## Data for processing
________________________

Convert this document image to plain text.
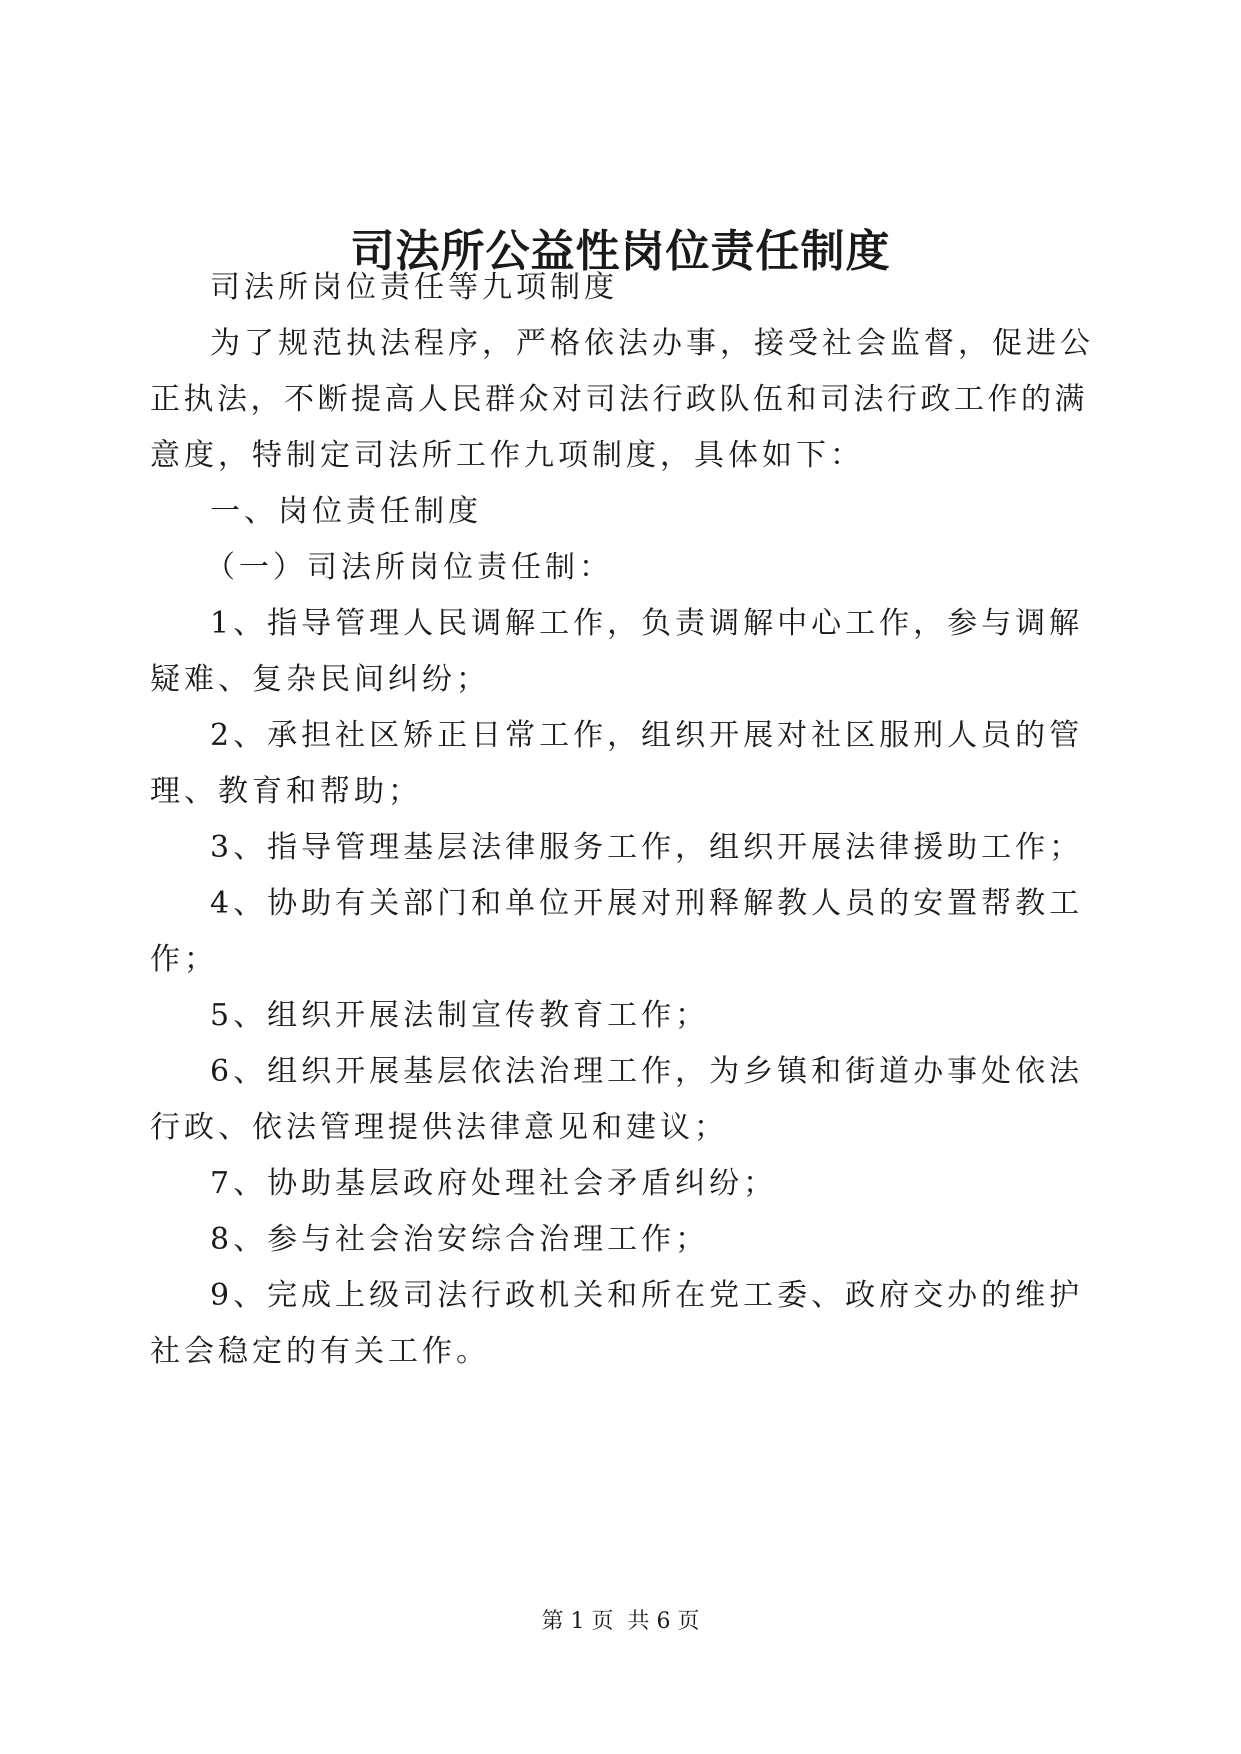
司法所公益性岗位责任制度
司法所岗位责任等九项制度
为了规范执法程序，严格依法办事，接受社会监督，促进公
正执法，不断提高人民群众对司法行政队伍和司法行政工作的满
意度，特制定司法所工作九项制度，具体如下：
一、岗位责任制度
（一）司法所岗位责任制：
1、指导管理人民调解工作，负责调解中心工作，参与调解
疑难、复杂民间纠纷；
2、承担社区矫正日常工作，组织开展对社区服刑人员的管
理、教育和帮助；
3、指导管理基层法律服务工作，组织开展法律援助工作；
4、协助有关部门和单位开展对刑释解教人员的安置帮教工
作；
5、组织开展法制宣传教育工作；
6、组织开展基层依法治理工作，为乡镇和街道办事处依法
行政、依法管理提供法律意见和建议；
7、协助基层政府处理社会矛盾纠纷；
8、参与社会治安综合治理工作；
9、完成上级司法行政机关和所在党工委、政府交办的维护
社会稳定的有关工作。
第 1 页  共 6 页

________________________

## Set exercise
Omit the pictures. Transcribe every record exactly.

## Answer
Convert this document image to plain text.
司法所公益性岗位责任制度
司法所岗位责任等九项制度
为了规范执法程序，严格依法办事，接受社会监督，促进公
正执法，不断提高人民群众对司法行政队伍和司法行政工作的满
意度，特制定司法所工作九项制度，具体如下：
一、岗位责任制度
（一）司法所岗位责任制：
1、指导管理人民调解工作，负责调解中心工作，参与调解
疑难、复杂民间纠纷；
2、承担社区矫正日常工作，组织开展对社区服刑人员的管
理、教育和帮助；
3、指导管理基层法律服务工作，组织开展法律援助工作；
4、协助有关部门和单位开展对刑释解教人员的安置帮教工
作；
5、组织开展法制宣传教育工作；
6、组织开展基层依法治理工作，为乡镇和街道办事处依法
行政、依法管理提供法律意见和建议；
7、协助基层政府处理社会矛盾纠纷；
8、参与社会治安综合治理工作；
9、完成上级司法行政机关和所在党工委、政府交办的维护
社会稳定的有关工作。
第 1 页  共 6 页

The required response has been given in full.